## The request
Transcribe the entries below exactly.

## Information shown
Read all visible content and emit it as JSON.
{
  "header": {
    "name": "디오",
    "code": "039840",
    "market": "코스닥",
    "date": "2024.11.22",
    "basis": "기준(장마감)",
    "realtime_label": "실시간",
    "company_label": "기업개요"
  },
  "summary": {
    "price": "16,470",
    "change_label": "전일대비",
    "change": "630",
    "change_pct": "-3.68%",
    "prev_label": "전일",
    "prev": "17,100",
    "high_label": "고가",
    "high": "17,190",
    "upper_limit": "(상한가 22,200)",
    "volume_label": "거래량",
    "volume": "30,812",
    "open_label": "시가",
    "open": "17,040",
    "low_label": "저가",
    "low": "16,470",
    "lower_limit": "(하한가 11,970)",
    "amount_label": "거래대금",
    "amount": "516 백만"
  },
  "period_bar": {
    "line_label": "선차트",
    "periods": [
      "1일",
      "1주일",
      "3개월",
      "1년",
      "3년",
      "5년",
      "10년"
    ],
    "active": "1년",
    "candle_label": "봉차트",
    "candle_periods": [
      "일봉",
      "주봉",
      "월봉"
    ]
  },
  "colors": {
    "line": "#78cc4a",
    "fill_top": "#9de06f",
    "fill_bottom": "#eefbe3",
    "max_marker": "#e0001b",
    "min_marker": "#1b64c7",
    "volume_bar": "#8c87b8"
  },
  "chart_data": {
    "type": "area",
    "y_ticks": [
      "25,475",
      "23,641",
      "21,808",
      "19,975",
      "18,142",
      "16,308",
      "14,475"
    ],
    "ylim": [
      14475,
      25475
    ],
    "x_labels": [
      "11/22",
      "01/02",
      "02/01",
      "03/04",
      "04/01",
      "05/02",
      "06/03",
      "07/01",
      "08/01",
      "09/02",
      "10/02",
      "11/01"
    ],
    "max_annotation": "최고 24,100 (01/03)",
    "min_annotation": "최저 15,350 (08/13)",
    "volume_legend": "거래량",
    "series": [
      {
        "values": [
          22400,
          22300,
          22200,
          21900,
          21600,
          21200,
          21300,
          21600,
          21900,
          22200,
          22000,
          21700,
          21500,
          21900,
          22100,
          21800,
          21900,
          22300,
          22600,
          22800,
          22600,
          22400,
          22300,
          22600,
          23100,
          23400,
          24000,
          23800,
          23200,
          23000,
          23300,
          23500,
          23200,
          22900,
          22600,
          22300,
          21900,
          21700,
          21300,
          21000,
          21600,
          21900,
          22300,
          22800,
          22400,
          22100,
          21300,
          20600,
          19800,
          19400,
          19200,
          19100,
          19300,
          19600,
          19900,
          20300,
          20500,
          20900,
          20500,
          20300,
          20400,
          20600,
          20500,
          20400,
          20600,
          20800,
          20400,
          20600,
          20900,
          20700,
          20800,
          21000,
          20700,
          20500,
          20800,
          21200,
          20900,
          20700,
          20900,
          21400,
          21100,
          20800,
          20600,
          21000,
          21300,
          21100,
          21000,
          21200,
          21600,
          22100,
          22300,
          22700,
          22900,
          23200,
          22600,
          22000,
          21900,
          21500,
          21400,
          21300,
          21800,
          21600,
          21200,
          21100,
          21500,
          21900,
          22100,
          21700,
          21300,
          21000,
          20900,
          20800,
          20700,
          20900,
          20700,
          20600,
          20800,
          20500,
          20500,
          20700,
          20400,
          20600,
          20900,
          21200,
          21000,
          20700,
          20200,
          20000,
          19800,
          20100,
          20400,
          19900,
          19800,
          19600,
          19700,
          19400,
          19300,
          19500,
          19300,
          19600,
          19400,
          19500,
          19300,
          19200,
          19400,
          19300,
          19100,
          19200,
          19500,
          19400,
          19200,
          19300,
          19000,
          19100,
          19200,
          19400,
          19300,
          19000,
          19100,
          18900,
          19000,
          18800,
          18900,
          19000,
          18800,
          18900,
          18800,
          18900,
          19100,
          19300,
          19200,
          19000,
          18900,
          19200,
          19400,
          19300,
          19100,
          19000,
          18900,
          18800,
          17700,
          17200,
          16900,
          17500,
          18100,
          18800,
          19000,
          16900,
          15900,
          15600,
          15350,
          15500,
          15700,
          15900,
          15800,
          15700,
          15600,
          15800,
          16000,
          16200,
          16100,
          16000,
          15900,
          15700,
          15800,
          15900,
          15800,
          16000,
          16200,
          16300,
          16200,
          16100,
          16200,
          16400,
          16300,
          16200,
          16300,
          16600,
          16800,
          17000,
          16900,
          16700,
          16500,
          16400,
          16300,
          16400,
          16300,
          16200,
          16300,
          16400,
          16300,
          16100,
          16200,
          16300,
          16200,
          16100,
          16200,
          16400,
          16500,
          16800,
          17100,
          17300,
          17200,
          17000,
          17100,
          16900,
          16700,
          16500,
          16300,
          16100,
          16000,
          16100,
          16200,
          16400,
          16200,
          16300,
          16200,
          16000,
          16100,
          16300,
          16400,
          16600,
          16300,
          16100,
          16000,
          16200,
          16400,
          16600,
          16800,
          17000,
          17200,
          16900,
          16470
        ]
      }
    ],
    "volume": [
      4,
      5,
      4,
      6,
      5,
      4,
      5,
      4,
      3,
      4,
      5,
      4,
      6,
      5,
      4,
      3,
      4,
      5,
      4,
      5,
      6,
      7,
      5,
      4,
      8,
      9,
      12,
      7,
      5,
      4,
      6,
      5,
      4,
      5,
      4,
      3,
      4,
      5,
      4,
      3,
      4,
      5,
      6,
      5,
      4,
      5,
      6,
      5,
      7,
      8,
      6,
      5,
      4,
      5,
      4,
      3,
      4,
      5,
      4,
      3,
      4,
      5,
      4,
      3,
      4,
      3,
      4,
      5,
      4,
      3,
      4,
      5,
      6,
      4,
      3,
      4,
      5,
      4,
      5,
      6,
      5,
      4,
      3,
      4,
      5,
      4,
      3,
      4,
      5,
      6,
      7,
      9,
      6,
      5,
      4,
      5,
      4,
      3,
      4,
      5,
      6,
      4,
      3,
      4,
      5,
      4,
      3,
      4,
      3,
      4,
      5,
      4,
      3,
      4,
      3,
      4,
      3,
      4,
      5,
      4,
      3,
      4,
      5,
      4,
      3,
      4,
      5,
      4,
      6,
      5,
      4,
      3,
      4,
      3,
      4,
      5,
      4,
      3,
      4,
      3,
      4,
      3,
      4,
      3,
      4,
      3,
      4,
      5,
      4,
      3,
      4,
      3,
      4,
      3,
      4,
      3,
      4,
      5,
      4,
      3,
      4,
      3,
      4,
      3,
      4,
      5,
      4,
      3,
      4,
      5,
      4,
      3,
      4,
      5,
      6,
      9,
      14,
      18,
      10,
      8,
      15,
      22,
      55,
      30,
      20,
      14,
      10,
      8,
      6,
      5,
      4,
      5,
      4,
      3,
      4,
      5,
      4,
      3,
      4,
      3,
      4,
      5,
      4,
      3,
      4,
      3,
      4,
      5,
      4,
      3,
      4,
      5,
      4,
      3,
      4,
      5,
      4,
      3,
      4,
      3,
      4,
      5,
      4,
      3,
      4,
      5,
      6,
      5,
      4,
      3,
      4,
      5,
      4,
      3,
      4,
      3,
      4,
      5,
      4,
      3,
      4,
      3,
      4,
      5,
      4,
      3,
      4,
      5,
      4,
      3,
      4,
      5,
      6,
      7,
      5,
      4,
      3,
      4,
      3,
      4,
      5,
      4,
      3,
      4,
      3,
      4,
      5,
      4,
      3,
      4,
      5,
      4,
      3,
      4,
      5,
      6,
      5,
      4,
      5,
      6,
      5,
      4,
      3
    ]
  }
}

## Expected answer
Read all visible content and emit it as JSON.
{
  "header": {
    "name": "디오",
    "code": "039840",
    "market": "코스닥",
    "date": "2024.11.22",
    "basis": "기준(장마감)",
    "realtime_label": "실시간",
    "company_label": "기업개요"
  },
  "summary": {
    "price": "16,470",
    "change_label": "전일대비",
    "change": "630",
    "change_pct": "-3.68%",
    "prev_label": "전일",
    "prev": "17,100",
    "high_label": "고가",
    "high": "17,190",
    "upper_limit": "(상한가 22,200)",
    "volume_label": "거래량",
    "volume": "30,812",
    "open_label": "시가",
    "open": "17,040",
    "low_label": "저가",
    "low": "16,470",
    "lower_limit": "(하한가 11,970)",
    "amount_label": "거래대금",
    "amount": "516 백만"
  },
  "period_bar": {
    "line_label": "선차트",
    "periods": [
      "1일",
      "1주일",
      "3개월",
      "1년",
      "3년",
      "5년",
      "10년"
    ],
    "active": "1년",
    "candle_label": "봉차트",
    "candle_periods": [
      "일봉",
      "주봉",
      "월봉"
    ]
  },
  "colors": {
    "line": "#78cc4a",
    "fill_top": "#9de06f",
    "fill_bottom": "#eefbe3",
    "max_marker": "#e0001b",
    "min_marker": "#1b64c7",
    "volume_bar": "#8c87b8"
  },
  "chart_data": {
    "type": "area",
    "y_ticks": [
      "25,475",
      "23,641",
      "21,808",
      "19,975",
      "18,142",
      "16,308",
      "14,475"
    ],
    "ylim": [
      14475,
      25475
    ],
    "x_labels": [
      "11/22",
      "01/02",
      "02/01",
      "03/04",
      "04/01",
      "05/02",
      "06/03",
      "07/01",
      "08/01",
      "09/02",
      "10/02",
      "11/01"
    ],
    "max_annotation": "최고 24,100 (01/03)",
    "min_annotation": "최저 15,350 (08/13)",
    "volume_legend": "거래량",
    "series": [
      {
        "values": [
          22400,
          22300,
          22200,
          21900,
          21600,
          21200,
          21300,
          21600,
          21900,
          22200,
          22000,
          21700,
          21500,
          21900,
          22100,
          21800,
          21900,
          22300,
          22600,
          22800,
          22600,
          22400,
          22300,
          22600,
          23100,
          23400,
          24000,
          23800,
          23200,
          23000,
          23300,
          23500,
          23200,
          22900,
          22600,
          22300,
          21900,
          21700,
          21300,
          21000,
          21600,
          21900,
          22300,
          22800,
          22400,
          22100,
          21300,
          20600,
          19800,
          19400,
          19200,
          19100,
          19300,
          19600,
          19900,
          20300,
          20500,
          20900,
          20500,
          20300,
          20400,
          20600,
          20500,
          20400,
          20600,
          20800,
          20400,
          20600,
          20900,
          20700,
          20800,
          21000,
          20700,
          20500,
          20800,
          21200,
          20900,
          20700,
          20900,
          21400,
          21100,
          20800,
          20600,
          21000,
          21300,
          21100,
          21000,
          21200,
          21600,
          22100,
          22300,
          22700,
          22900,
          23200,
          22600,
          22000,
          21900,
          21500,
          21400,
          21300,
          21800,
          21600,
          21200,
          21100,
          21500,
          21900,
          22100,
          21700,
          21300,
          21000,
          20900,
          20800,
          20700,
          20900,
          20700,
          20600,
          20800,
          20500,
          20500,
          20700,
          20400,
          20600,
          20900,
          21200,
          21000,
          20700,
          20200,
          20000,
          19800,
          20100,
          20400,
          19900,
          19800,
          19600,
          19700,
          19400,
          19300,
          19500,
          19300,
          19600,
          19400,
          19500,
          19300,
          19200,
          19400,
          19300,
          19100,
          19200,
          19500,
          19400,
          19200,
          19300,
          19000,
          19100,
          19200,
          19400,
          19300,
          19000,
          19100,
          18900,
          19000,
          18800,
          18900,
          19000,
          18800,
          18900,
          18800,
          18900,
          19100,
          19300,
          19200,
          19000,
          18900,
          19200,
          19400,
          19300,
          19100,
          19000,
          18900,
          18800,
          17700,
          17200,
          16900,
          17500,
          18100,
          18800,
          19000,
          16900,
          15900,
          15600,
          15350,
          15500,
          15700,
          15900,
          15800,
          15700,
          15600,
          15800,
          16000,
          16200,
          16100,
          16000,
          15900,
          15700,
          15800,
          15900,
          15800,
          16000,
          16200,
          16300,
          16200,
          16100,
          16200,
          16400,
          16300,
          16200,
          16300,
          16600,
          16800,
          17000,
          16900,
          16700,
          16500,
          16400,
          16300,
          16400,
          16300,
          16200,
          16300,
          16400,
          16300,
          16100,
          16200,
          16300,
          16200,
          16100,
          16200,
          16400,
          16500,
          16800,
          17100,
          17300,
          17200,
          17000,
          17100,
          16900,
          16700,
          16500,
          16300,
          16100,
          16000,
          16100,
          16200,
          16400,
          16200,
          16300,
          16200,
          16000,
          16100,
          16300,
          16400,
          16600,
          16300,
          16100,
          16000,
          16200,
          16400,
          16600,
          16800,
          17000,
          17200,
          16900,
          16470
        ]
      }
    ],
    "volume": [
      4,
      5,
      4,
      6,
      5,
      4,
      5,
      4,
      3,
      4,
      5,
      4,
      6,
      5,
      4,
      3,
      4,
      5,
      4,
      5,
      6,
      7,
      5,
      4,
      8,
      9,
      12,
      7,
      5,
      4,
      6,
      5,
      4,
      5,
      4,
      3,
      4,
      5,
      4,
      3,
      4,
      5,
      6,
      5,
      4,
      5,
      6,
      5,
      7,
      8,
      6,
      5,
      4,
      5,
      4,
      3,
      4,
      5,
      4,
      3,
      4,
      5,
      4,
      3,
      4,
      3,
      4,
      5,
      4,
      3,
      4,
      5,
      6,
      4,
      3,
      4,
      5,
      4,
      5,
      6,
      5,
      4,
      3,
      4,
      5,
      4,
      3,
      4,
      5,
      6,
      7,
      9,
      6,
      5,
      4,
      5,
      4,
      3,
      4,
      5,
      6,
      4,
      3,
      4,
      5,
      4,
      3,
      4,
      3,
      4,
      5,
      4,
      3,
      4,
      3,
      4,
      3,
      4,
      5,
      4,
      3,
      4,
      5,
      4,
      3,
      4,
      5,
      4,
      6,
      5,
      4,
      3,
      4,
      3,
      4,
      5,
      4,
      3,
      4,
      3,
      4,
      3,
      4,
      3,
      4,
      3,
      4,
      5,
      4,
      3,
      4,
      3,
      4,
      3,
      4,
      3,
      4,
      5,
      4,
      3,
      4,
      3,
      4,
      3,
      4,
      5,
      4,
      3,
      4,
      5,
      4,
      3,
      4,
      5,
      6,
      9,
      14,
      18,
      10,
      8,
      15,
      22,
      55,
      30,
      20,
      14,
      10,
      8,
      6,
      5,
      4,
      5,
      4,
      3,
      4,
      5,
      4,
      3,
      4,
      3,
      4,
      5,
      4,
      3,
      4,
      3,
      4,
      5,
      4,
      3,
      4,
      5,
      4,
      3,
      4,
      5,
      4,
      3,
      4,
      3,
      4,
      5,
      4,
      3,
      4,
      5,
      6,
      5,
      4,
      3,
      4,
      5,
      4,
      3,
      4,
      3,
      4,
      5,
      4,
      3,
      4,
      3,
      4,
      5,
      4,
      3,
      4,
      5,
      4,
      3,
      4,
      5,
      6,
      7,
      5,
      4,
      3,
      4,
      3,
      4,
      5,
      4,
      3,
      4,
      3,
      4,
      5,
      4,
      3,
      4,
      5,
      4,
      3,
      4,
      5,
      6,
      5,
      4,
      5,
      6,
      5,
      4,
      3
    ]
  }
}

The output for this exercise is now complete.